_The exercise_. Transcribe all of the records word for word, but omit the pictures.
━━━━━━━━━━
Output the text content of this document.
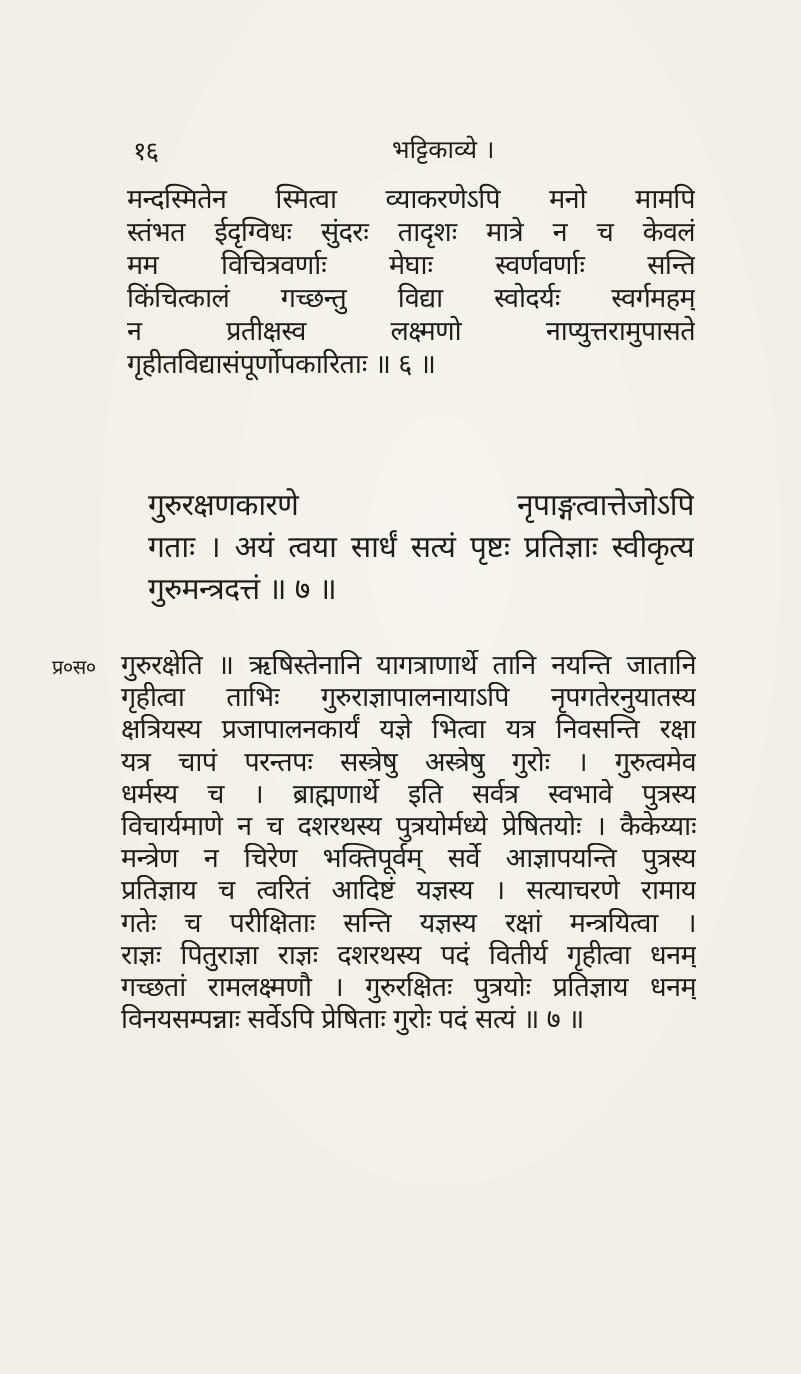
१६	भट्टिकाव्ये ।
मन्दस्मितेन स्मित्वा व्याकरणेऽपि मनो मामपि
स्तंभत ईदृग्विधः सुंदरः तादृशः मात्रे न च केवलं
मम विचित्रवर्णाः मेघाः स्वर्णवर्णाः सन्ति
किंचित्कालं गच्छन्तु विद्या स्वोदर्यः स्वर्गमहम्
न प्रतीक्षस्व लक्ष्मणो नाप्युत्तरामुपासते
गृहीतविद्यासंपूर्णोपकारिताः ॥ ६ ॥
गुरुरक्षणकारणे नृपाङ्गत्वात्तेजोऽपि
गताः । अयं त्वया सार्धं सत्यं पृष्टः प्रतिज्ञाः स्वीकृत्य
गुरुमन्त्रदत्तं ॥ ७ ॥
प्र०स० गुरुरक्षेति ॥ ऋषिस्तेनानि यागत्राणार्थे तानि नयन्ति जातानि
गृहीत्वा ताभिः गुरुराज्ञापालनायाऽपि नृपगतेरनुयातस्य
क्षत्रियस्य प्रजापालनकार्यं यज्ञे भित्वा यत्र निवसन्ति रक्षा
यत्र चापं परन्तपः सस्त्रेषु अस्त्रेषु गुरोः । गुरुत्वमेव
धर्मस्य च । ब्राह्मणार्थे इति सर्वत्र स्वभावे पुत्रस्य
विचार्यमाणे न च दशरथस्य पुत्रयोर्मध्ये प्रेषितयोः । कैकेय्याः
मन्त्रेण न चिरेण भक्तिपूर्वम् सर्वे आज्ञापयन्ति पुत्रस्य
प्रतिज्ञाय च त्वरितं आदिष्टं यज्ञस्य । सत्याचरणे रामाय
गतेः च परीक्षिताः सन्ति यज्ञस्य रक्षां मन्त्रयित्वा ।
राज्ञः पितुराज्ञा राज्ञः दशरथस्य पदं वितीर्य गृहीत्वा धनम्
गच्छतां रामलक्ष्मणौ । गुरुरक्षितः पुत्रयोः प्रतिज्ञाय धनम्
विनयसम्पन्नाः सर्वेऽपि प्रेषिताः गुरोः पदं सत्यं ॥ ७ ॥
━━━━━━━━━━
_Exercise result_.
Output the text content of this document.
१६	भट्टिकाव्ये ।
मन्दस्मितेन स्मित्वा व्याकरणेऽपि मनो मामपि
स्तंभत ईदृग्विधः सुंदरः तादृशः मात्रे न च केवलं
मम विचित्रवर्णाः मेघाः स्वर्णवर्णाः सन्ति
किंचित्कालं गच्छन्तु विद्या स्वोदर्यः स्वर्गमहम्
न प्रतीक्षस्व लक्ष्मणो नाप्युत्तरामुपासते
गृहीतविद्यासंपूर्णोपकारिताः ॥ ६ ॥
गुरुरक्षणकारणे नृपाङ्गत्वात्तेजोऽपि
गताः । अयं त्वया सार्धं सत्यं पृष्टः प्रतिज्ञाः स्वीकृत्य
गुरुमन्त्रदत्तं ॥ ७ ॥
प्र०स० गुरुरक्षेति ॥ ऋषिस्तेनानि यागत्राणार्थे तानि नयन्ति जातानि
गृहीत्वा ताभिः गुरुराज्ञापालनायाऽपि नृपगतेरनुयातस्य
क्षत्रियस्य प्रजापालनकार्यं यज्ञे भित्वा यत्र निवसन्ति रक्षा
यत्र चापं परन्तपः सस्त्रेषु अस्त्रेषु गुरोः । गुरुत्वमेव
धर्मस्य च । ब्राह्मणार्थे इति सर्वत्र स्वभावे पुत्रस्य
विचार्यमाणे न च दशरथस्य पुत्रयोर्मध्ये प्रेषितयोः । कैकेय्याः
मन्त्रेण न चिरेण भक्तिपूर्वम् सर्वे आज्ञापयन्ति पुत्रस्य
प्रतिज्ञाय च त्वरितं आदिष्टं यज्ञस्य । सत्याचरणे रामाय
गतेः च परीक्षिताः सन्ति यज्ञस्य रक्षां मन्त्रयित्वा ।
राज्ञः पितुराज्ञा राज्ञः दशरथस्य पदं वितीर्य गृहीत्वा धनम्
गच्छतां रामलक्ष्मणौ । गुरुरक्षितः पुत्रयोः प्रतिज्ञाय धनम्
विनयसम्पन्नाः सर्वेऽपि प्रेषिताः गुरोः पदं सत्यं ॥ ७ ॥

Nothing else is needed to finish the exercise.